Copy out each line of the material below that holds the string "repair".

Records from a data source
— START —
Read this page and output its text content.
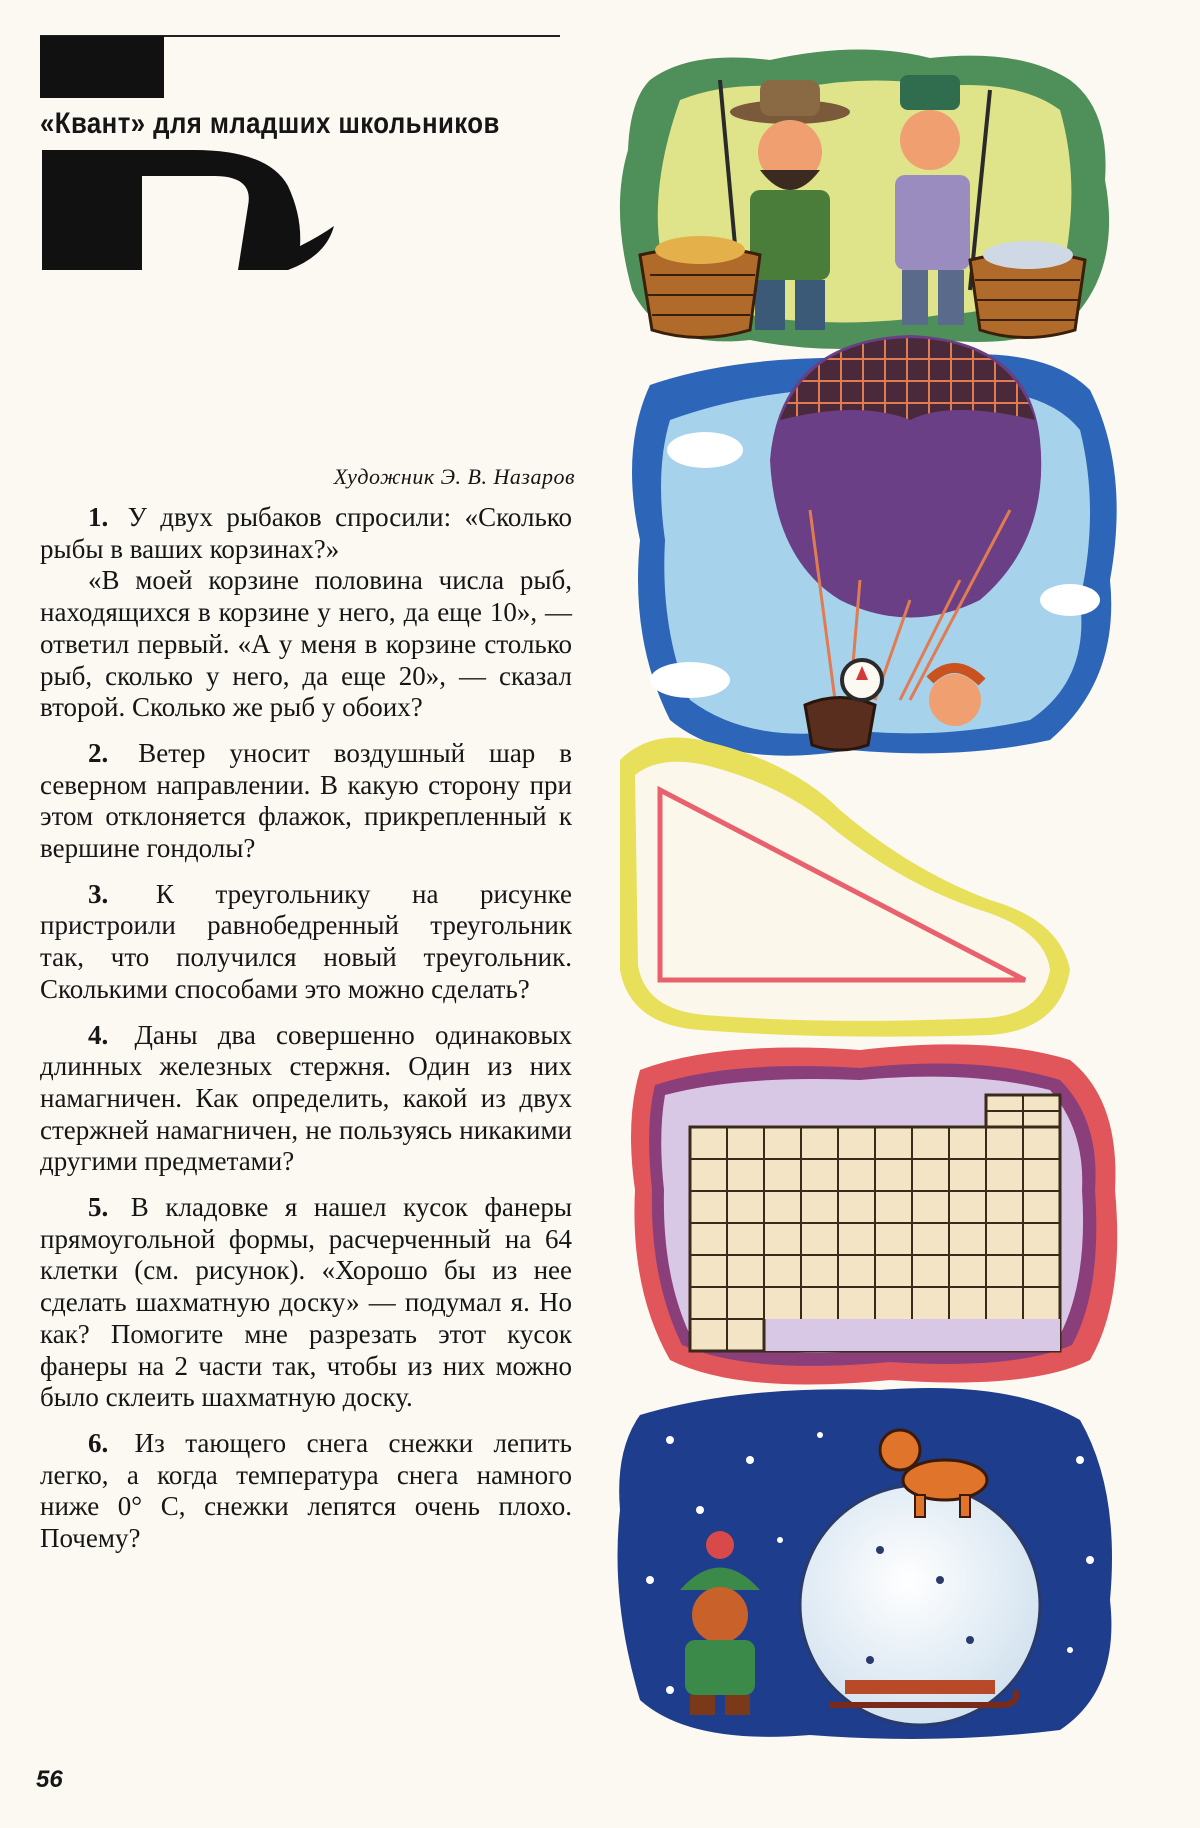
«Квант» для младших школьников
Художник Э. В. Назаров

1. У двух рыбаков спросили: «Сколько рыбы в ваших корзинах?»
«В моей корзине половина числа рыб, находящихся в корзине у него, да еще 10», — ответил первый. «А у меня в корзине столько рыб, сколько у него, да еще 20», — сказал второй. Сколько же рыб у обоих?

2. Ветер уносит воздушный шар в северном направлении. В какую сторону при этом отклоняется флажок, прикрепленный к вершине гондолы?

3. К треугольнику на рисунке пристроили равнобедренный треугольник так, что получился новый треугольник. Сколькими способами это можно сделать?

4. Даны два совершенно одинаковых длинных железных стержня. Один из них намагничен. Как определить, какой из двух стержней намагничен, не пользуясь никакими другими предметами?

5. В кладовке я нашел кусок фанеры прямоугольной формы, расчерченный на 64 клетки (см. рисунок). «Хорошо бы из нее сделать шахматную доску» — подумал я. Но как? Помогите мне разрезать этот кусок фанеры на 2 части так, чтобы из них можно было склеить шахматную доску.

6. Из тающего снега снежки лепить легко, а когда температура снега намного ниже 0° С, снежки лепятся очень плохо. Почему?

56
— END —
— START —
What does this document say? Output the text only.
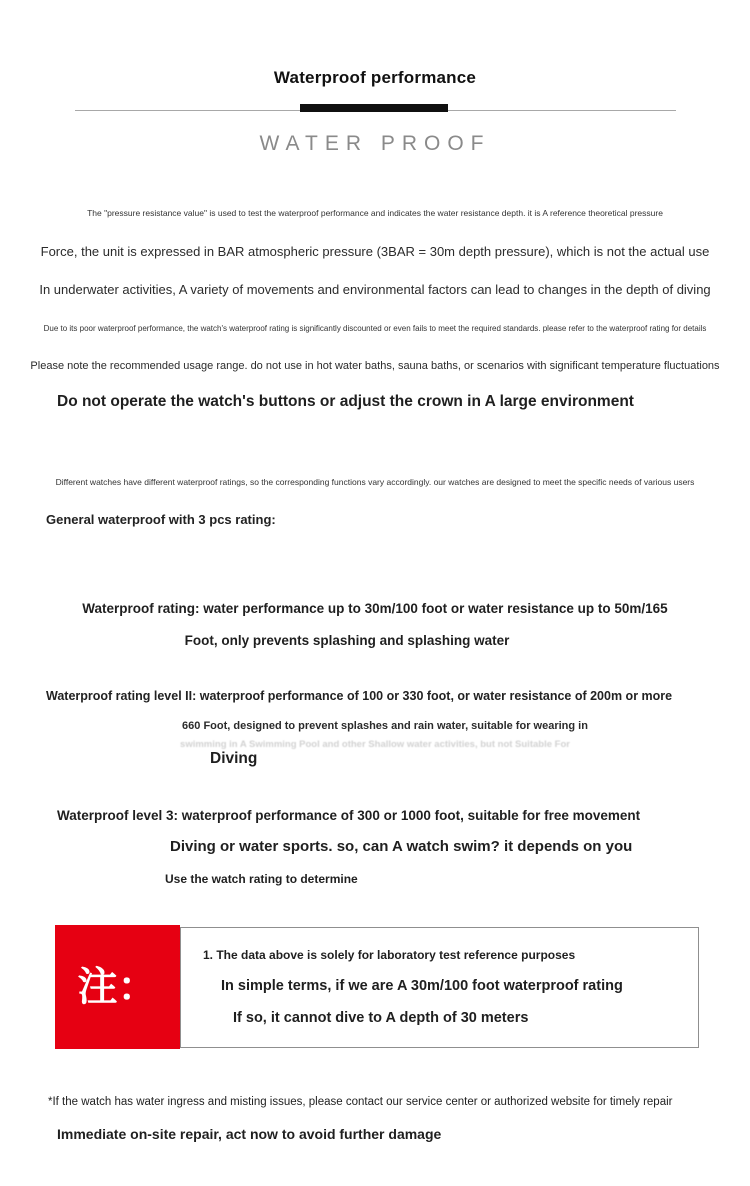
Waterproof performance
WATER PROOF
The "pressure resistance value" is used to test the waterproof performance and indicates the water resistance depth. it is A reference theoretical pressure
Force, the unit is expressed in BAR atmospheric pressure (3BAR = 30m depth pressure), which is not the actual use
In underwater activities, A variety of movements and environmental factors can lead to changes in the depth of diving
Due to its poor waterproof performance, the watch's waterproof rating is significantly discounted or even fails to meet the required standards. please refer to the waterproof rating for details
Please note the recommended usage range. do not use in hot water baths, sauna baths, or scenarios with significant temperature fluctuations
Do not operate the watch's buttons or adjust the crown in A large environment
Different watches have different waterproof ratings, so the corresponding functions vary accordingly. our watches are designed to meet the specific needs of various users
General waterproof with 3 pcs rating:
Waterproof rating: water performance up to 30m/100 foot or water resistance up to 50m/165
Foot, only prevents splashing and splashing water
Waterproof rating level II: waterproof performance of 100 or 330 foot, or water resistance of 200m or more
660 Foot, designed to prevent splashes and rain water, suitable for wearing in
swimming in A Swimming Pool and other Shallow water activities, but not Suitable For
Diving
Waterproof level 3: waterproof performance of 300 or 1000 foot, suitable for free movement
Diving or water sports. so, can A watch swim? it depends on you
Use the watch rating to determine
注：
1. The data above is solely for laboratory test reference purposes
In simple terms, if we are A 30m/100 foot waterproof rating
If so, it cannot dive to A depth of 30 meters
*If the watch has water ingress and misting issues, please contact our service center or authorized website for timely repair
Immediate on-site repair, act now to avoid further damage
— END —
— START —
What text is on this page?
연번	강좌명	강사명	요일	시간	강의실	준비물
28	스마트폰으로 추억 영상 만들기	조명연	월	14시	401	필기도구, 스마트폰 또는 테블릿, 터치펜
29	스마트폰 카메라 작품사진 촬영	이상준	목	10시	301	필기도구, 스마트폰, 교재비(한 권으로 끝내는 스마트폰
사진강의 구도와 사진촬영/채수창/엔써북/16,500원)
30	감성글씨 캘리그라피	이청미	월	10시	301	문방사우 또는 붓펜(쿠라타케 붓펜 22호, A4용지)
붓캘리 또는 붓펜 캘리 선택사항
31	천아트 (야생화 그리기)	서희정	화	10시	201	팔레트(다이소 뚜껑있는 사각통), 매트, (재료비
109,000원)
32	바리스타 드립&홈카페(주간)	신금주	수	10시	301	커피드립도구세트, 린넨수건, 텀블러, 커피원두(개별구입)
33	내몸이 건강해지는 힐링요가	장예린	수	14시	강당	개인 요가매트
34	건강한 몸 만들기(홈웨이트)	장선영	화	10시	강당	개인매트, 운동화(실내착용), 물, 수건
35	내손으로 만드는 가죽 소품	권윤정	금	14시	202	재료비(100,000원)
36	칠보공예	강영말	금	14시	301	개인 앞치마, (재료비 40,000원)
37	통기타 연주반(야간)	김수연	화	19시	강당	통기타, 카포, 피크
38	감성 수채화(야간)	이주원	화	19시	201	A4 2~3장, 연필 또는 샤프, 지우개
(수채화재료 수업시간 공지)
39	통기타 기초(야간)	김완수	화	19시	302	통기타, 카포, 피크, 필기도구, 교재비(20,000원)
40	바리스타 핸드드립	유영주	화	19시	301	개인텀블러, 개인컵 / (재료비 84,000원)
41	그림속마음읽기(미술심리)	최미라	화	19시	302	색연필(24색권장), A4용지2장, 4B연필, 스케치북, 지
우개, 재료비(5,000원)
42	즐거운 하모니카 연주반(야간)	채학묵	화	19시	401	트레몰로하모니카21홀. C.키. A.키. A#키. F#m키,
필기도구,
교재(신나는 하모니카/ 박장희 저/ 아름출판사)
— END —
_Solution for this exercise_:
*If the watch has water ingress and misting issues, please contact our service center or authorized website for timely repair
Immediate on-site repair, act now to avoid further damage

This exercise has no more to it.